Exact repetition of every entry is required.
** Start Records **
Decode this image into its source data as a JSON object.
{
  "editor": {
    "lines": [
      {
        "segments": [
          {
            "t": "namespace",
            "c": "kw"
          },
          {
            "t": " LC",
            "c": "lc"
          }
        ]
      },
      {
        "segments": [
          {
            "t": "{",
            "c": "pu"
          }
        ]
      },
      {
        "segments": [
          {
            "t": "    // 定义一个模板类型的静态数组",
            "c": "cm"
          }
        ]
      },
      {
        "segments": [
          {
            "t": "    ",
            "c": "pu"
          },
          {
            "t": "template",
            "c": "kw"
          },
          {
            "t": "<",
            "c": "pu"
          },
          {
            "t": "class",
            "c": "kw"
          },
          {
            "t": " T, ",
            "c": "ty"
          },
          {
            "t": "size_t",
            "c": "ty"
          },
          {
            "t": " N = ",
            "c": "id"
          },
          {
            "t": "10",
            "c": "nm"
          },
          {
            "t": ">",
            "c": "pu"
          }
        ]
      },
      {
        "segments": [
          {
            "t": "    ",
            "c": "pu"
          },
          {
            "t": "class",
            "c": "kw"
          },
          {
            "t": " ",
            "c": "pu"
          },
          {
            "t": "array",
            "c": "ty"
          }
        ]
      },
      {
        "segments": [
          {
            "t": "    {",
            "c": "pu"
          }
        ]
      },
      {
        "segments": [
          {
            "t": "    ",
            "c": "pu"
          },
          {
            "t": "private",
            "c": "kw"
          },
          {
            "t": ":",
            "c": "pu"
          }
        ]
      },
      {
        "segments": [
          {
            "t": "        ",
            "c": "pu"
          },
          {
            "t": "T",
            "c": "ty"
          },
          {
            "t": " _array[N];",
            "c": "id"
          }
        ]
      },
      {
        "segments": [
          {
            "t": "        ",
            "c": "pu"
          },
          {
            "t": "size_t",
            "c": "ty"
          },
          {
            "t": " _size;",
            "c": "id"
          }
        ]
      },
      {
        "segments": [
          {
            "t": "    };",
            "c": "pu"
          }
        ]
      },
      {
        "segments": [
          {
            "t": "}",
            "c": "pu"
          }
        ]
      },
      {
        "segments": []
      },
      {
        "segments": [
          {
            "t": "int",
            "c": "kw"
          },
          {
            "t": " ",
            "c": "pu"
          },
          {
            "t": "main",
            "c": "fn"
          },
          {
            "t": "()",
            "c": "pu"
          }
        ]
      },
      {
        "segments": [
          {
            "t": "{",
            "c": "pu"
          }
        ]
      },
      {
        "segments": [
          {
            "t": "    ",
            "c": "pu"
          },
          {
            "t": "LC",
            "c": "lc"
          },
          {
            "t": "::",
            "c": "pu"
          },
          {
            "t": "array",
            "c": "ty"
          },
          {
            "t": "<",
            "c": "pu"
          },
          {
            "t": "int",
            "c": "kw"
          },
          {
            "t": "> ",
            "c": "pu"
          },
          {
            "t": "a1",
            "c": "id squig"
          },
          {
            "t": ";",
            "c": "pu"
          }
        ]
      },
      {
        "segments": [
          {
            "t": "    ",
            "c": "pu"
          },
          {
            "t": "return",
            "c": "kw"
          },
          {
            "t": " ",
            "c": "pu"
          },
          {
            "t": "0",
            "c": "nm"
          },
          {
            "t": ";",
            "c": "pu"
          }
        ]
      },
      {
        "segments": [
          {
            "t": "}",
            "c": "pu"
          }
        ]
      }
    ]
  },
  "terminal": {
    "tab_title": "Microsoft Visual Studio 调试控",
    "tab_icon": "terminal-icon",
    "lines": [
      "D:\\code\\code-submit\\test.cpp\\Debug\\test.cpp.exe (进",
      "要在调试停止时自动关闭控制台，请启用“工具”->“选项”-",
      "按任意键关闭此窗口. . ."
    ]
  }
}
** End Records **
> Exercise answer:
Decode this image into its source data as a JSON object.
{
  "editor": {
    "lines": [
      {
        "segments": [
          {
            "t": "namespace",
            "c": "kw"
          },
          {
            "t": " LC",
            "c": "lc"
          }
        ]
      },
      {
        "segments": [
          {
            "t": "{",
            "c": "pu"
          }
        ]
      },
      {
        "segments": [
          {
            "t": "    // 定义一个模板类型的静态数组",
            "c": "cm"
          }
        ]
      },
      {
        "segments": [
          {
            "t": "    ",
            "c": "pu"
          },
          {
            "t": "template",
            "c": "kw"
          },
          {
            "t": "<",
            "c": "pu"
          },
          {
            "t": "class",
            "c": "kw"
          },
          {
            "t": " T, ",
            "c": "ty"
          },
          {
            "t": "size_t",
            "c": "ty"
          },
          {
            "t": " N = ",
            "c": "id"
          },
          {
            "t": "10",
            "c": "nm"
          },
          {
            "t": ">",
            "c": "pu"
          }
        ]
      },
      {
        "segments": [
          {
            "t": "    ",
            "c": "pu"
          },
          {
            "t": "class",
            "c": "kw"
          },
          {
            "t": " ",
            "c": "pu"
          },
          {
            "t": "array",
            "c": "ty"
          }
        ]
      },
      {
        "segments": [
          {
            "t": "    {",
            "c": "pu"
          }
        ]
      },
      {
        "segments": [
          {
            "t": "    ",
            "c": "pu"
          },
          {
            "t": "private",
            "c": "kw"
          },
          {
            "t": ":",
            "c": "pu"
          }
        ]
      },
      {
        "segments": [
          {
            "t": "        ",
            "c": "pu"
          },
          {
            "t": "T",
            "c": "ty"
          },
          {
            "t": " _array[N];",
            "c": "id"
          }
        ]
      },
      {
        "segments": [
          {
            "t": "        ",
            "c": "pu"
          },
          {
            "t": "size_t",
            "c": "ty"
          },
          {
            "t": " _size;",
            "c": "id"
          }
        ]
      },
      {
        "segments": [
          {
            "t": "    };",
            "c": "pu"
          }
        ]
      },
      {
        "segments": [
          {
            "t": "}",
            "c": "pu"
          }
        ]
      },
      {
        "segments": []
      },
      {
        "segments": [
          {
            "t": "int",
            "c": "kw"
          },
          {
            "t": " ",
            "c": "pu"
          },
          {
            "t": "main",
            "c": "fn"
          },
          {
            "t": "()",
            "c": "pu"
          }
        ]
      },
      {
        "segments": [
          {
            "t": "{",
            "c": "pu"
          }
        ]
      },
      {
        "segments": [
          {
            "t": "    ",
            "c": "pu"
          },
          {
            "t": "LC",
            "c": "lc"
          },
          {
            "t": "::",
            "c": "pu"
          },
          {
            "t": "array",
            "c": "ty"
          },
          {
            "t": "<",
            "c": "pu"
          },
          {
            "t": "int",
            "c": "kw"
          },
          {
            "t": "> ",
            "c": "pu"
          },
          {
            "t": "a1",
            "c": "id squig"
          },
          {
            "t": ";",
            "c": "pu"
          }
        ]
      },
      {
        "segments": [
          {
            "t": "    ",
            "c": "pu"
          },
          {
            "t": "return",
            "c": "kw"
          },
          {
            "t": " ",
            "c": "pu"
          },
          {
            "t": "0",
            "c": "nm"
          },
          {
            "t": ";",
            "c": "pu"
          }
        ]
      },
      {
        "segments": [
          {
            "t": "}",
            "c": "pu"
          }
        ]
      }
    ]
  },
  "terminal": {
    "tab_title": "Microsoft Visual Studio 调试控",
    "tab_icon": "terminal-icon",
    "lines": [
      "D:\\code\\code-submit\\test.cpp\\Debug\\test.cpp.exe (进",
      "要在调试停止时自动关闭控制台，请启用“工具”->“选项”-",
      "按任意键关闭此窗口. . ."
    ]
  }
}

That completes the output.